Extract every line where the string "date" appears.
%%
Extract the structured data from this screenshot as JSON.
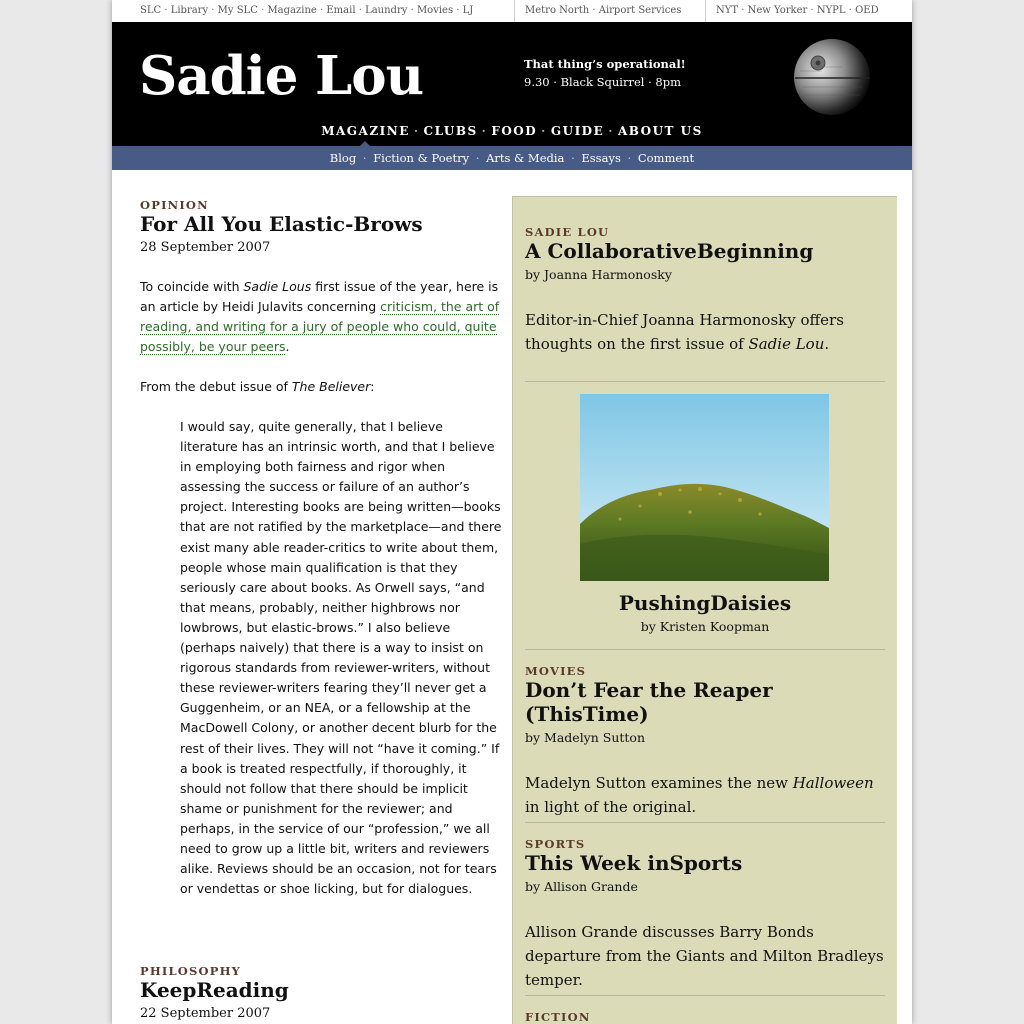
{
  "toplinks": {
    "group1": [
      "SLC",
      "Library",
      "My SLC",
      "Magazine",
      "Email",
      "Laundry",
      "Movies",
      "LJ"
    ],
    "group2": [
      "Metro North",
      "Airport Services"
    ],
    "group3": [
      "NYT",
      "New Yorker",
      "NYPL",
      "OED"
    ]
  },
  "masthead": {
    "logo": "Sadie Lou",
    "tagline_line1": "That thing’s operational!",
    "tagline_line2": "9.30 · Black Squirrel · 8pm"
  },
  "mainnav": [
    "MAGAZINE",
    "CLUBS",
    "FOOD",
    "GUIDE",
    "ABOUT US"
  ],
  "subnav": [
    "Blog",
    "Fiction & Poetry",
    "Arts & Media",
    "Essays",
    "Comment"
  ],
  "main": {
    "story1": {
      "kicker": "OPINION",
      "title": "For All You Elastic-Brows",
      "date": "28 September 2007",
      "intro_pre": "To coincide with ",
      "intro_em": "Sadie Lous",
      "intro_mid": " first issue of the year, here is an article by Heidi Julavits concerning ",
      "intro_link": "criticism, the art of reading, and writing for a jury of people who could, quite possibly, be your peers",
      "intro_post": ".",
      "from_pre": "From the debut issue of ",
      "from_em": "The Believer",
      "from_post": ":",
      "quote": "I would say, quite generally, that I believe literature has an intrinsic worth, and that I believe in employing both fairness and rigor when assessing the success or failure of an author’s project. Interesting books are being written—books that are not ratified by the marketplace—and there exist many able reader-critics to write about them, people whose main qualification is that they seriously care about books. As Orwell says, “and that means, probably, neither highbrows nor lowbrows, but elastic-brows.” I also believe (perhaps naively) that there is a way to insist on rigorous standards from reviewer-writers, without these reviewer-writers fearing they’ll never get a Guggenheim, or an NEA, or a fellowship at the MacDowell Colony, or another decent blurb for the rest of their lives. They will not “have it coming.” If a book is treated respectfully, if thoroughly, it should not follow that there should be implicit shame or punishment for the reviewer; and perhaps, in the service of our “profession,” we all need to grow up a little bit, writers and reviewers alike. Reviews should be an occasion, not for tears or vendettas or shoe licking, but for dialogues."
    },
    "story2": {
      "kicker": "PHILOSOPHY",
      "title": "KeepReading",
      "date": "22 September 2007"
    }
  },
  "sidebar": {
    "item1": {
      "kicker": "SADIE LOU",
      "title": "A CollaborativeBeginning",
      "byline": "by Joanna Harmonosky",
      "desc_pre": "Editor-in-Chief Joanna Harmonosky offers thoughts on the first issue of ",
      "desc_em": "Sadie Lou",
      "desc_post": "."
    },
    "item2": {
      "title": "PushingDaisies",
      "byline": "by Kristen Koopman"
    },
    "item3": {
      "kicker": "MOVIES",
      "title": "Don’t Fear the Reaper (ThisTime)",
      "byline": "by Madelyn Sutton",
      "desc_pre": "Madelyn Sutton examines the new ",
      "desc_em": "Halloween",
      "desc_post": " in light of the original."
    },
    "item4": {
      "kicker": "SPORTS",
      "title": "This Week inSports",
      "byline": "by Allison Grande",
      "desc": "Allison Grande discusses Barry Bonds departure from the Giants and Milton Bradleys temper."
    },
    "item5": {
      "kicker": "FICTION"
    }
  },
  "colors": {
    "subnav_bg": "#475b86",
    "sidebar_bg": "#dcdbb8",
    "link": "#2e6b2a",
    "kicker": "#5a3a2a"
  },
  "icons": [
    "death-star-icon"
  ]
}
%%
* _Solution_
      "date": "28 September 2007",
      "date": "22 September 2007"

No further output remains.